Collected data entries

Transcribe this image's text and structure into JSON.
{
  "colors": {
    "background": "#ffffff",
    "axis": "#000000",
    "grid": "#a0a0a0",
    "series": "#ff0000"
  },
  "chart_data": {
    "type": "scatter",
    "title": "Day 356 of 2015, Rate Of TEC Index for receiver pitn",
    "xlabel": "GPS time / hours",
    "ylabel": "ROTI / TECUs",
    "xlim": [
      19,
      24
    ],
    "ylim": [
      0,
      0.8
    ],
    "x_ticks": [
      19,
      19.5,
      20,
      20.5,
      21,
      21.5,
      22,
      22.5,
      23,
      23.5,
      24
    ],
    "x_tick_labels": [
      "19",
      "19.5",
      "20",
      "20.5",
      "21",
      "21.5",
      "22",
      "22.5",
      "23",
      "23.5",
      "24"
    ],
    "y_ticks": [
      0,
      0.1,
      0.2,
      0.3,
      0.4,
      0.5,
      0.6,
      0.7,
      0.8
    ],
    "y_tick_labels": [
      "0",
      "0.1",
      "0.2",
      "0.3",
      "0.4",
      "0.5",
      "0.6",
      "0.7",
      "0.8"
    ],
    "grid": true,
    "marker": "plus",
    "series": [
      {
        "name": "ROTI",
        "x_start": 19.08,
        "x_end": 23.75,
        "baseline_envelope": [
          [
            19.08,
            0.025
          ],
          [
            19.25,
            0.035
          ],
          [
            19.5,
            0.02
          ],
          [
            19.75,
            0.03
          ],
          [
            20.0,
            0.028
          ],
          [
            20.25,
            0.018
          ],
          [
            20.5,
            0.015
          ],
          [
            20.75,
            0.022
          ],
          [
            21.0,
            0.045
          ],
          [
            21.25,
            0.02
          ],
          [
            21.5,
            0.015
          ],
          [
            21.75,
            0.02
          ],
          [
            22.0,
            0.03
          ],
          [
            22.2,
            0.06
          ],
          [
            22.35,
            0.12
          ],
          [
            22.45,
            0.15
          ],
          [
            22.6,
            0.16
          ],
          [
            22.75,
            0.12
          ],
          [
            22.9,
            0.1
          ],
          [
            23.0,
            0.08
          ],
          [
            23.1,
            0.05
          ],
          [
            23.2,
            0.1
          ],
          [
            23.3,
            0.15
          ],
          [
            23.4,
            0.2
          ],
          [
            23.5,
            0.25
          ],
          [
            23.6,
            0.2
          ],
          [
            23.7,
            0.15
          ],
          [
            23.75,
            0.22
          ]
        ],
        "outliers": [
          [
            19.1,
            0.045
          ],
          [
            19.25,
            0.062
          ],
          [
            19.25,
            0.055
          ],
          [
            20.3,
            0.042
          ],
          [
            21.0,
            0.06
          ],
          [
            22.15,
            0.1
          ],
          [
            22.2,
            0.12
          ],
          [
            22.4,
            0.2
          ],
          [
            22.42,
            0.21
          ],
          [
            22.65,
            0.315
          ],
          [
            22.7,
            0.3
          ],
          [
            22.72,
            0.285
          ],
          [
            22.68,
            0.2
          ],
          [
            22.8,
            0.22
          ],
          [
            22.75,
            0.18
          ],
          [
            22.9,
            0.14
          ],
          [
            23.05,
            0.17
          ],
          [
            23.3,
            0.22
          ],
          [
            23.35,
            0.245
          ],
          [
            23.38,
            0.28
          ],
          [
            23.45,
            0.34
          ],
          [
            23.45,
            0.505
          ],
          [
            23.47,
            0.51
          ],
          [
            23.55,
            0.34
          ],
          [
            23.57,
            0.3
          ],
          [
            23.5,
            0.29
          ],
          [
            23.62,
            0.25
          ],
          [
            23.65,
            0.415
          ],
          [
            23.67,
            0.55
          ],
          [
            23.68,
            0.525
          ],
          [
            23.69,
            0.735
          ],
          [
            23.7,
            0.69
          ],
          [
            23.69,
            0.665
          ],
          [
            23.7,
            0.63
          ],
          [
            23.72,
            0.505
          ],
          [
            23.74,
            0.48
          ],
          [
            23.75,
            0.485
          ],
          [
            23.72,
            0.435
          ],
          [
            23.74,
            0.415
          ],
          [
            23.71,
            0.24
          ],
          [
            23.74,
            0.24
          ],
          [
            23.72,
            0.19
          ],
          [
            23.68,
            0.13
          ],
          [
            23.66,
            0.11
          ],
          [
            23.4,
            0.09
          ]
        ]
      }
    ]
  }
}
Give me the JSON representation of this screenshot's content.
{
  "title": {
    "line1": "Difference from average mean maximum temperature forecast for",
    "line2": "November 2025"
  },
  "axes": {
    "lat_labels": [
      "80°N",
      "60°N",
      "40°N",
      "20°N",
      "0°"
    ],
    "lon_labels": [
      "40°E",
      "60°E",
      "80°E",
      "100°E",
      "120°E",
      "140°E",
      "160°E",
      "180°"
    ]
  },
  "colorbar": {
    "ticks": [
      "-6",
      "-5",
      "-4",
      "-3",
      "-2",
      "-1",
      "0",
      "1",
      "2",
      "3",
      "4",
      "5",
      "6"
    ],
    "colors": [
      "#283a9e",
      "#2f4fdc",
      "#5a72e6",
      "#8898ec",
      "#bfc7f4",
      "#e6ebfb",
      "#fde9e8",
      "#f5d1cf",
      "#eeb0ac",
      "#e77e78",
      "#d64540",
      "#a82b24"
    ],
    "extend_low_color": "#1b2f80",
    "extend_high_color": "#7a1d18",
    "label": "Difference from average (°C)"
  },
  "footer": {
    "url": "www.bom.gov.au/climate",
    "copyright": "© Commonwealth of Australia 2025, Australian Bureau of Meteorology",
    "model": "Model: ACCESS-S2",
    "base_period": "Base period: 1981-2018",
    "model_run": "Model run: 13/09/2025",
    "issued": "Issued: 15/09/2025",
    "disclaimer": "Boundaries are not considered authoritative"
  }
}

Given task: Across the entries, how many lines contain "average"? Reply with the number only.

Result for this exercise: 2